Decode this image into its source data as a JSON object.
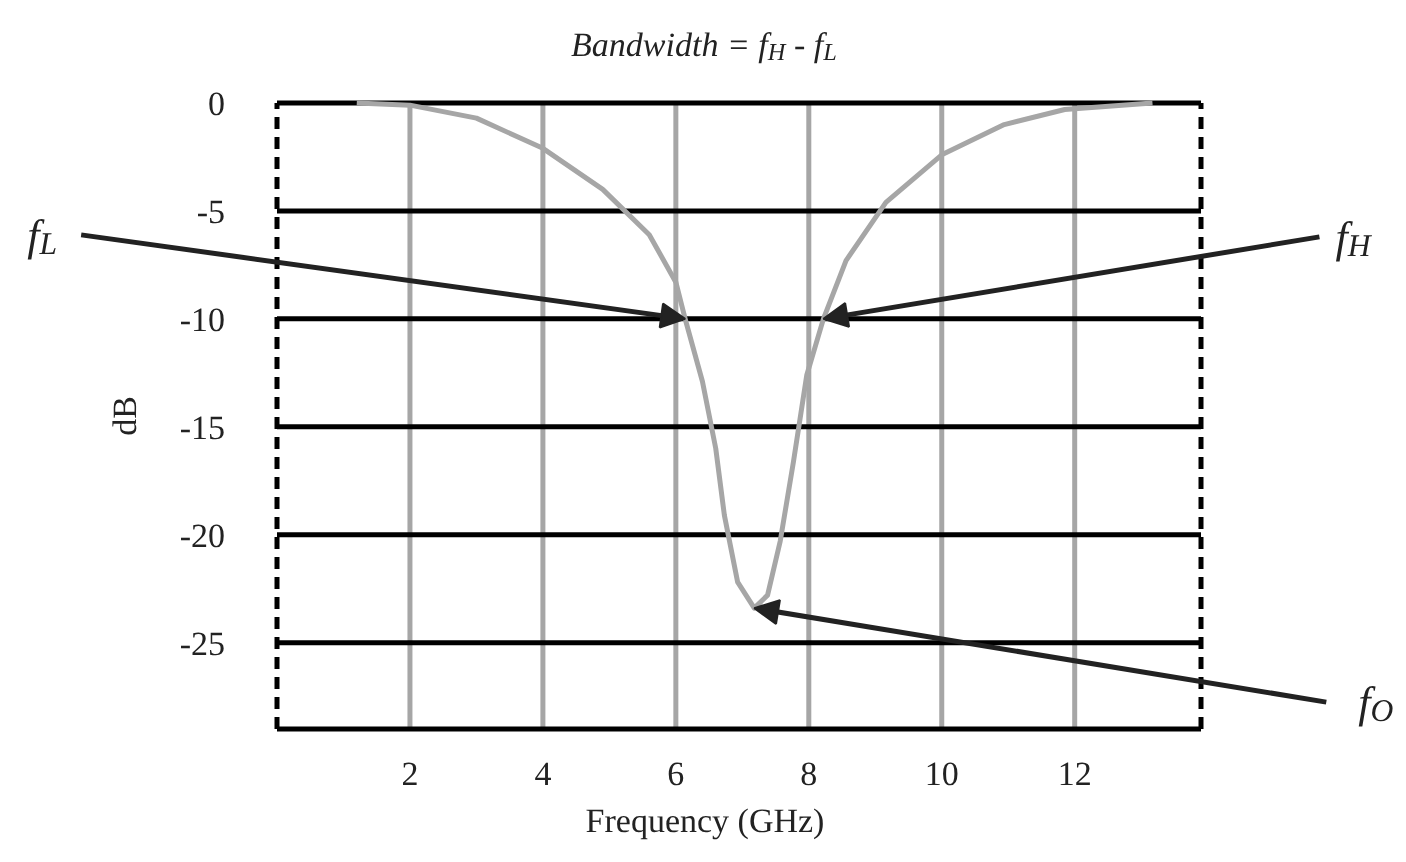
{
  "chart_data": {
    "type": "line",
    "title": "Bandwidth = f$_{H}$ - f$_{L}$",
    "xlabel": "Frequency (GHz)",
    "ylabel": "dB",
    "x": [
      1.2,
      2.0,
      3.0,
      4.0,
      4.9,
      5.6,
      6.0,
      6.14,
      6.4,
      6.6,
      6.73,
      6.93,
      7.18,
      7.38,
      7.57,
      7.77,
      7.97,
      8.22,
      8.56,
      9.16,
      10.0,
      10.94,
      11.85,
      13.17
    ],
    "series": [
      {
        "color": "#a6a6a6",
        "values": [
          0,
          -0.1,
          -0.7,
          -2.1,
          -4.0,
          -6.1,
          -8.3,
          -10,
          -12.9,
          -16.0,
          -19.1,
          -22.2,
          -23.4,
          -22.8,
          -20.3,
          -16.6,
          -12.6,
          -10,
          -7.3,
          -4.6,
          -2.4,
          -1.0,
          -0.3,
          0
        ]
      }
    ],
    "xlim": [
      0,
      13.9
    ],
    "ylim": [
      -29,
      0
    ],
    "xticks": [
      2,
      4,
      6,
      8,
      10,
      12
    ],
    "yticks": [
      0,
      -5,
      -10,
      -15,
      -20,
      -25
    ],
    "grid": true,
    "marker": "none",
    "line_style": "solid",
    "annotations": [
      {
        "text": "f$_{L}$",
        "x": 6.14,
        "y": -10
      },
      {
        "text": "f$_{H}$",
        "x": 8.22,
        "y": -10
      },
      {
        "text": "f$_{O}$",
        "x": 7.18,
        "y": -23.4
      }
    ]
  }
}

- Work to be completed
Output the material word for word, omitting its pictures.

- Response for this exercise
Decode this image into its source data as a JSON object.
{
  "chart_data": {
    "type": "line",
    "title": "Bandwidth = f$_{H}$ - f$_{L}$",
    "xlabel": "Frequency (GHz)",
    "ylabel": "dB",
    "x": [
      1.2,
      2.0,
      3.0,
      4.0,
      4.9,
      5.6,
      6.0,
      6.14,
      6.4,
      6.6,
      6.73,
      6.93,
      7.18,
      7.38,
      7.57,
      7.77,
      7.97,
      8.22,
      8.56,
      9.16,
      10.0,
      10.94,
      11.85,
      13.17
    ],
    "series": [
      {
        "color": "#a6a6a6",
        "values": [
          0,
          -0.1,
          -0.7,
          -2.1,
          -4.0,
          -6.1,
          -8.3,
          -10,
          -12.9,
          -16.0,
          -19.1,
          -22.2,
          -23.4,
          -22.8,
          -20.3,
          -16.6,
          -12.6,
          -10,
          -7.3,
          -4.6,
          -2.4,
          -1.0,
          -0.3,
          0
        ]
      }
    ],
    "xlim": [
      0,
      13.9
    ],
    "ylim": [
      -29,
      0
    ],
    "xticks": [
      2,
      4,
      6,
      8,
      10,
      12
    ],
    "yticks": [
      0,
      -5,
      -10,
      -15,
      -20,
      -25
    ],
    "grid": true,
    "marker": "none",
    "line_style": "solid",
    "annotations": [
      {
        "text": "f$_{L}$",
        "x": 6.14,
        "y": -10
      },
      {
        "text": "f$_{H}$",
        "x": 8.22,
        "y": -10
      },
      {
        "text": "f$_{O}$",
        "x": 7.18,
        "y": -23.4
      }
    ]
  }
}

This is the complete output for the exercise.